- THE EXERCISE:
Count every line that holds the string "people", and report the number alone.
++++++
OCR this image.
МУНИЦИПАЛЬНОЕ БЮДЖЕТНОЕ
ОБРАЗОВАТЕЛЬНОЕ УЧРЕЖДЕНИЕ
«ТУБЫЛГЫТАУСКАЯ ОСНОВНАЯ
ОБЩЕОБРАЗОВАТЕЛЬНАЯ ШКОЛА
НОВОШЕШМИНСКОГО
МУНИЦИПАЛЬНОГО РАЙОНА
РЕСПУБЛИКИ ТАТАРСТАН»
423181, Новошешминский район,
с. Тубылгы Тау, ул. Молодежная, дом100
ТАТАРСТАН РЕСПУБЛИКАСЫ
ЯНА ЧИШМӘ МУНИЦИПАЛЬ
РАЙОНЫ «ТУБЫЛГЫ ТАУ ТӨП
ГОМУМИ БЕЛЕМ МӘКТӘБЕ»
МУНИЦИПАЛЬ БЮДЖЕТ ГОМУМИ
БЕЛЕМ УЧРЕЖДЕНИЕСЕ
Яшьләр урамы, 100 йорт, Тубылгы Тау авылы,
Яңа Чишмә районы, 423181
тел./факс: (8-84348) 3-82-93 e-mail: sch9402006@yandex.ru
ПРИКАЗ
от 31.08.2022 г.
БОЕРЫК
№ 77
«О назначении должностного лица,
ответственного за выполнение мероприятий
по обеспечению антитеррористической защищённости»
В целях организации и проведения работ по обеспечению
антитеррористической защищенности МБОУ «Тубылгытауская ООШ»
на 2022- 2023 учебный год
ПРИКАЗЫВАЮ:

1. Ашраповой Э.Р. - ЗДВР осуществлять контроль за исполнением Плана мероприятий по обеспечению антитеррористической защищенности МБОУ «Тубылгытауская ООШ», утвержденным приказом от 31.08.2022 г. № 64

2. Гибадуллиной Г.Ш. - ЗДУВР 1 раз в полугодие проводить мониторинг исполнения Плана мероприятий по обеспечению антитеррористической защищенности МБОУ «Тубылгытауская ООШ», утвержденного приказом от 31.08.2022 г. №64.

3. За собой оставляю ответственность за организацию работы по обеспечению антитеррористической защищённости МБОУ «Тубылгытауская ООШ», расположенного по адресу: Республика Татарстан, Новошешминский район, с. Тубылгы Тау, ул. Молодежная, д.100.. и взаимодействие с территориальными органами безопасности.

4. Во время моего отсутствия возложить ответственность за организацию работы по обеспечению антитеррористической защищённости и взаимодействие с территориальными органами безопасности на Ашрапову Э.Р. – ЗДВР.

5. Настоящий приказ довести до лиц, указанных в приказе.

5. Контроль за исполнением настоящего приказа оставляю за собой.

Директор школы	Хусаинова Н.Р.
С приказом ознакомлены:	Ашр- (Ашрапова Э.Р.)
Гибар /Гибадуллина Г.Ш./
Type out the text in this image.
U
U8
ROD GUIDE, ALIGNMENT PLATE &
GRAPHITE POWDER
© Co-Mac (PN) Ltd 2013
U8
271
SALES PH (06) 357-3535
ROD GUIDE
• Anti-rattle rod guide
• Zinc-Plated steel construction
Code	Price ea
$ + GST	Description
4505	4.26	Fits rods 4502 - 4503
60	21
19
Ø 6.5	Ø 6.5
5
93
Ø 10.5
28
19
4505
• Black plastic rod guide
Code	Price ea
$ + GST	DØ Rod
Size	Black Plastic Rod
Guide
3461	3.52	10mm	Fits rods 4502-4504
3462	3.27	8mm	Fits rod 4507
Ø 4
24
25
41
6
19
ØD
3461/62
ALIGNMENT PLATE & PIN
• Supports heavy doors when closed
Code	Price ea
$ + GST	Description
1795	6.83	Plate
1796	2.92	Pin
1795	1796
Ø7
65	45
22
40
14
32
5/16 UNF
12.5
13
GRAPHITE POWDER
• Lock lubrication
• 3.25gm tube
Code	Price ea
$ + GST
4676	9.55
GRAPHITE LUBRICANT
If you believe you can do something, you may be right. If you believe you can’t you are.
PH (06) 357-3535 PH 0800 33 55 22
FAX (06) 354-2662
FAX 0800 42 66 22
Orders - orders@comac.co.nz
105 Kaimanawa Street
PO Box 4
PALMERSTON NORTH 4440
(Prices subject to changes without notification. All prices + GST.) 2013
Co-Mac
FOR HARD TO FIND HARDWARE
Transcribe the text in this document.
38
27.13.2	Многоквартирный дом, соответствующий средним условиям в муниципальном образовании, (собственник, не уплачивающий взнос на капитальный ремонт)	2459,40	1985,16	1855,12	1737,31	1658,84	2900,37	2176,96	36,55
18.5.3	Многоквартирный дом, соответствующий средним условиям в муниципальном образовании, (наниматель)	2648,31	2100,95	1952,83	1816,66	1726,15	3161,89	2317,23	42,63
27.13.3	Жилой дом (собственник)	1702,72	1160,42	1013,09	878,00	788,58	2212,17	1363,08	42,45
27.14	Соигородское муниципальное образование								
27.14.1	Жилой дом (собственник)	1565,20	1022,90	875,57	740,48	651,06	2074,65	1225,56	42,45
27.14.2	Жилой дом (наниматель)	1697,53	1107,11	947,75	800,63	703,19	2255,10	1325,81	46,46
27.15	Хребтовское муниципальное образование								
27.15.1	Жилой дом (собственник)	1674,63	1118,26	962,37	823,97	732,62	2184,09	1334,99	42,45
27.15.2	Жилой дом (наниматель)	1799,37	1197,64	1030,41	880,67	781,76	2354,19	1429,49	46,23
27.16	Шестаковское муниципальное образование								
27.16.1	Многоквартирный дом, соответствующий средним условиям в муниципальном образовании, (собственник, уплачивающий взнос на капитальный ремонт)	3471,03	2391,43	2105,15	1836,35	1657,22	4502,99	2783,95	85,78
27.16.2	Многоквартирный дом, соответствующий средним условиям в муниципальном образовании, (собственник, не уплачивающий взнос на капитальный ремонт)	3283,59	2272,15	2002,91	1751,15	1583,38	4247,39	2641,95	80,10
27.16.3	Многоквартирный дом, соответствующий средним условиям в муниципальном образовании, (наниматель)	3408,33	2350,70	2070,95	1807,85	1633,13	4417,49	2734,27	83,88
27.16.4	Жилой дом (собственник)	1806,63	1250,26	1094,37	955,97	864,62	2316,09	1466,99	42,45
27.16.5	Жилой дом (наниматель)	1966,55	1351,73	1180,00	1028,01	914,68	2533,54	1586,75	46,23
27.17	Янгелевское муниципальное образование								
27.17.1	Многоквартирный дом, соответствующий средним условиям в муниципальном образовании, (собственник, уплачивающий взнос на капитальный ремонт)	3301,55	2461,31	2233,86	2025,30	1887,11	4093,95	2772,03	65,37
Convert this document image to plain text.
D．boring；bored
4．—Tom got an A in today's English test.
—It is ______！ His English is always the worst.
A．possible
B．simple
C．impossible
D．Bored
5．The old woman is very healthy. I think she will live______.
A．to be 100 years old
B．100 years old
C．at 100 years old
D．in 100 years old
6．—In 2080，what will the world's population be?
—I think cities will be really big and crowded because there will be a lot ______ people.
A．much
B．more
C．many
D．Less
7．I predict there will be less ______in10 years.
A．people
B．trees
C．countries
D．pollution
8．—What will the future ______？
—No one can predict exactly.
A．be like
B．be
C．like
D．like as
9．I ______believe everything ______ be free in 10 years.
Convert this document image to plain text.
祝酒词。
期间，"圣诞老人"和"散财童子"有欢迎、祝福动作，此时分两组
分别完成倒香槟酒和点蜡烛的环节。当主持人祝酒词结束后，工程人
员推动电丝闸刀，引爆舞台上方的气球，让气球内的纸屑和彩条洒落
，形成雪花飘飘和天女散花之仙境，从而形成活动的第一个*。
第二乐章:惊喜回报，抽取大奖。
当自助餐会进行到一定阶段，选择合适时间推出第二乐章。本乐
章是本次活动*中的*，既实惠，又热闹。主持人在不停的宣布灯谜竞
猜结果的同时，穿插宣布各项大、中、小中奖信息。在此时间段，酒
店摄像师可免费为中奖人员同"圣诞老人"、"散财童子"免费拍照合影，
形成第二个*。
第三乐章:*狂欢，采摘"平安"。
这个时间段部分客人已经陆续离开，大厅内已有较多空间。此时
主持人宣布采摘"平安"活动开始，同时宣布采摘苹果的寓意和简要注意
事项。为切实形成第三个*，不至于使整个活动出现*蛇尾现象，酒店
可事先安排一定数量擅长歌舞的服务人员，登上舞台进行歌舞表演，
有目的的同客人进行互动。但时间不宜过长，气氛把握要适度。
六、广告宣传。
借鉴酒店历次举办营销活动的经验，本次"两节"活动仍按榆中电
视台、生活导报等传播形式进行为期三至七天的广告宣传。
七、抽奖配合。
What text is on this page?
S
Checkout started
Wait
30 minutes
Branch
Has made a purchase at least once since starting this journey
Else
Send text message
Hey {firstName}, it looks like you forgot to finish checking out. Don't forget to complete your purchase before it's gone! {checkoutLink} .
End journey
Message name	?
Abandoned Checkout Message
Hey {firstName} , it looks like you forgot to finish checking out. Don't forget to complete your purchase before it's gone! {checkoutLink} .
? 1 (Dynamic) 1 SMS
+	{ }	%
++++++
- THE COMPLETED TASK:
2